*What the exercise asks*
Output every entry exactly, from the first line to the last.

*Input for this task*
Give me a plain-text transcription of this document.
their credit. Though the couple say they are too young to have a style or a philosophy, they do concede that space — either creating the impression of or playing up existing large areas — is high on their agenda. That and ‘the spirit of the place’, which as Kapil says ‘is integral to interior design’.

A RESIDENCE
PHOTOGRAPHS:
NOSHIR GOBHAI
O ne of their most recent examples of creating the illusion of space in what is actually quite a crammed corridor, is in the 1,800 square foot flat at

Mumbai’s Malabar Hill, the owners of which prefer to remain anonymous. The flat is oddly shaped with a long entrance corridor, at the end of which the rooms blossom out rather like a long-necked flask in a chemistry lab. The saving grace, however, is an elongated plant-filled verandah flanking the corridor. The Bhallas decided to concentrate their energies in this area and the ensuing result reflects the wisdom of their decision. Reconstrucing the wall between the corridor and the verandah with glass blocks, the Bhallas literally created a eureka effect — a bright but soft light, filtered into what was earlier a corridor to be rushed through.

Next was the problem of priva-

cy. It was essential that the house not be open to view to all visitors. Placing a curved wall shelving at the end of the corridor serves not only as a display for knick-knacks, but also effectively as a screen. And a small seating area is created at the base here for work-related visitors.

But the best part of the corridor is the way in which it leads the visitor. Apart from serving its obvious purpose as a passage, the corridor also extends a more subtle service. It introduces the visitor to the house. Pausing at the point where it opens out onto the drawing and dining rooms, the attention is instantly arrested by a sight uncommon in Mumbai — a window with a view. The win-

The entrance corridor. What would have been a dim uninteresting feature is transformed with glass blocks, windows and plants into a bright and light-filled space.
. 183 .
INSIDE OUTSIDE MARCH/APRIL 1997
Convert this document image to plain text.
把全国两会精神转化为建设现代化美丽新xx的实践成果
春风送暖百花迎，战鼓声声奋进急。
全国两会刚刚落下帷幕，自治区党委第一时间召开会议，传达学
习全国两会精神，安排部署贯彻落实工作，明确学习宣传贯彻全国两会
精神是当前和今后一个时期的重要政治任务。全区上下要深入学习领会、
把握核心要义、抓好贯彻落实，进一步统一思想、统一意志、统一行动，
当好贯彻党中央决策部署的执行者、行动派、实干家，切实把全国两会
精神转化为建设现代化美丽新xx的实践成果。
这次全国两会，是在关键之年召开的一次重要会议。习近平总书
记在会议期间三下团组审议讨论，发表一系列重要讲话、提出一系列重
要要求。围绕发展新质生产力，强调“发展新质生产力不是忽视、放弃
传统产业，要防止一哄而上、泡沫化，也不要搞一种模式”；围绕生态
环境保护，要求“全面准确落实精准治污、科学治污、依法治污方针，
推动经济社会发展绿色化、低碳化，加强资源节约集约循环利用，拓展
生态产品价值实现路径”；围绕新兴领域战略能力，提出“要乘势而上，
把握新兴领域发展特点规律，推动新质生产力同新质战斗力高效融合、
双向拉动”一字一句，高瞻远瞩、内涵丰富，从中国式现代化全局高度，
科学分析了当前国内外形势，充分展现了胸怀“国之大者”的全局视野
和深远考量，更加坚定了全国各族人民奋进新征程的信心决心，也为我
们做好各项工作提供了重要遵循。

*Finished exercise*
Give me a plain-text transcription of this document.
their credit. Though the couple say they are too young to have a style or a philosophy, they do concede that space — either creating the impression of or playing up existing large areas — is high on their agenda. That and ‘the spirit of the place’, which as Kapil says ‘is integral to interior design’.

A RESIDENCE
PHOTOGRAPHS:
NOSHIR GOBHAI
O ne of their most recent examples of creating the illusion of space in what is actually quite a crammed corridor, is in the 1,800 square foot flat at

Mumbai’s Malabar Hill, the owners of which prefer to remain anonymous. The flat is oddly shaped with a long entrance corridor, at the end of which the rooms blossom out rather like a long-necked flask in a chemistry lab. The saving grace, however, is an elongated plant-filled verandah flanking the corridor. The Bhallas decided to concentrate their energies in this area and the ensuing result reflects the wisdom of their decision. Reconstrucing the wall between the corridor and the verandah with glass blocks, the Bhallas literally created a eureka effect — a bright but soft light, filtered into what was earlier a corridor to be rushed through.

Next was the problem of priva-

cy. It was essential that the house not be open to view to all visitors. Placing a curved wall shelving at the end of the corridor serves not only as a display for knick-knacks, but also effectively as a screen. And a small seating area is created at the base here for work-related visitors.

But the best part of the corridor is the way in which it leads the visitor. Apart from serving its obvious purpose as a passage, the corridor also extends a more subtle service. It introduces the visitor to the house. Pausing at the point where it opens out onto the drawing and dining rooms, the attention is instantly arrested by a sight uncommon in Mumbai — a window with a view. The win-

The entrance corridor. What would have been a dim uninteresting feature is transformed with glass blocks, windows and plants into a bright and light-filled space.
. 183 .
INSIDE OUTSIDE MARCH/APRIL 1997
Convert this document image to plain text.
把全国两会精神转化为建设现代化美丽新xx的实践成果
春风送暖百花迎，战鼓声声奋进急。
全国两会刚刚落下帷幕，自治区党委第一时间召开会议，传达学
习全国两会精神，安排部署贯彻落实工作，明确学习宣传贯彻全国两会
精神是当前和今后一个时期的重要政治任务。全区上下要深入学习领会、
把握核心要义、抓好贯彻落实，进一步统一思想、统一意志、统一行动，
当好贯彻党中央决策部署的执行者、行动派、实干家，切实把全国两会
精神转化为建设现代化美丽新xx的实践成果。
这次全国两会，是在关键之年召开的一次重要会议。习近平总书
记在会议期间三下团组审议讨论，发表一系列重要讲话、提出一系列重
要要求。围绕发展新质生产力，强调“发展新质生产力不是忽视、放弃
传统产业，要防止一哄而上、泡沫化，也不要搞一种模式”；围绕生态
环境保护，要求“全面准确落实精准治污、科学治污、依法治污方针，
推动经济社会发展绿色化、低碳化，加强资源节约集约循环利用，拓展
生态产品价值实现路径”；围绕新兴领域战略能力，提出“要乘势而上，
把握新兴领域发展特点规律，推动新质生产力同新质战斗力高效融合、
双向拉动”一字一句，高瞻远瞩、内涵丰富，从中国式现代化全局高度，
科学分析了当前国内外形势，充分展现了胸怀“国之大者”的全局视野
和深远考量，更加坚定了全国各族人民奋进新征程的信心决心，也为我
们做好各项工作提供了重要遵循。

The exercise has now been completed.